-- START Records supplied --
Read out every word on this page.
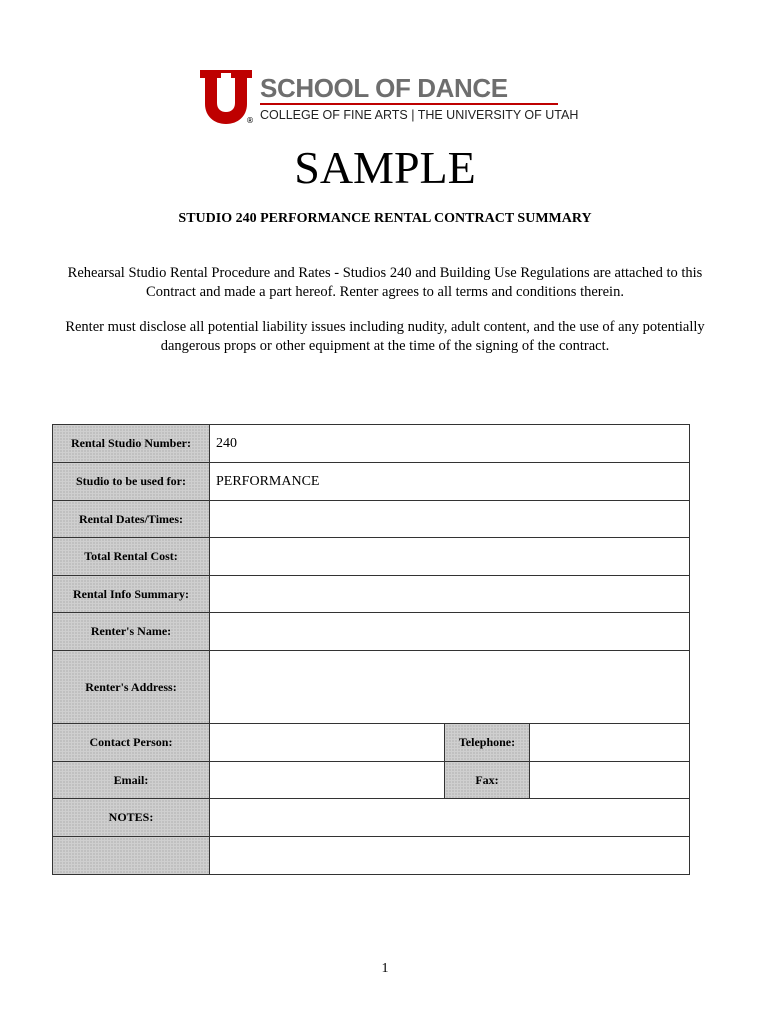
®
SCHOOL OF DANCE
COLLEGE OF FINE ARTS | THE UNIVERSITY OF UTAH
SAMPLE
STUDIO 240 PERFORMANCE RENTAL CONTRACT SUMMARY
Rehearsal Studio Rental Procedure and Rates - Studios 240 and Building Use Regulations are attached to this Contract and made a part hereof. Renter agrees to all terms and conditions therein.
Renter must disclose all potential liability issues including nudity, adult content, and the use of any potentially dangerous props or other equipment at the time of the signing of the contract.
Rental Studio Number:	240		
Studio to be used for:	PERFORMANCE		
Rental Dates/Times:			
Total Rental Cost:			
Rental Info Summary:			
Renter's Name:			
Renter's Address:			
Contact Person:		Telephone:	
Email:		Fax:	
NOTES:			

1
-- END Records supplied --
__Request__
Each record above is to be restated exactly, with its pictures removed from the copy.

__Solution below__
Read out every word on this page.
®
SCHOOL OF DANCE
COLLEGE OF FINE ARTS | THE UNIVERSITY OF UTAH
SAMPLE
STUDIO 240 PERFORMANCE RENTAL CONTRACT SUMMARY
Rehearsal Studio Rental Procedure and Rates - Studios 240 and Building Use Regulations are attached to this Contract and made a part hereof. Renter agrees to all terms and conditions therein.
Renter must disclose all potential liability issues including nudity, adult content, and the use of any potentially dangerous props or other equipment at the time of the signing of the contract.
Rental Studio Number:	240		
Studio to be used for:	PERFORMANCE		
Rental Dates/Times:			
Total Rental Cost:			
Rental Info Summary:			
Renter's Name:			
Renter's Address:			
Contact Person:		Telephone:	
Email:		Fax:	
NOTES:			

1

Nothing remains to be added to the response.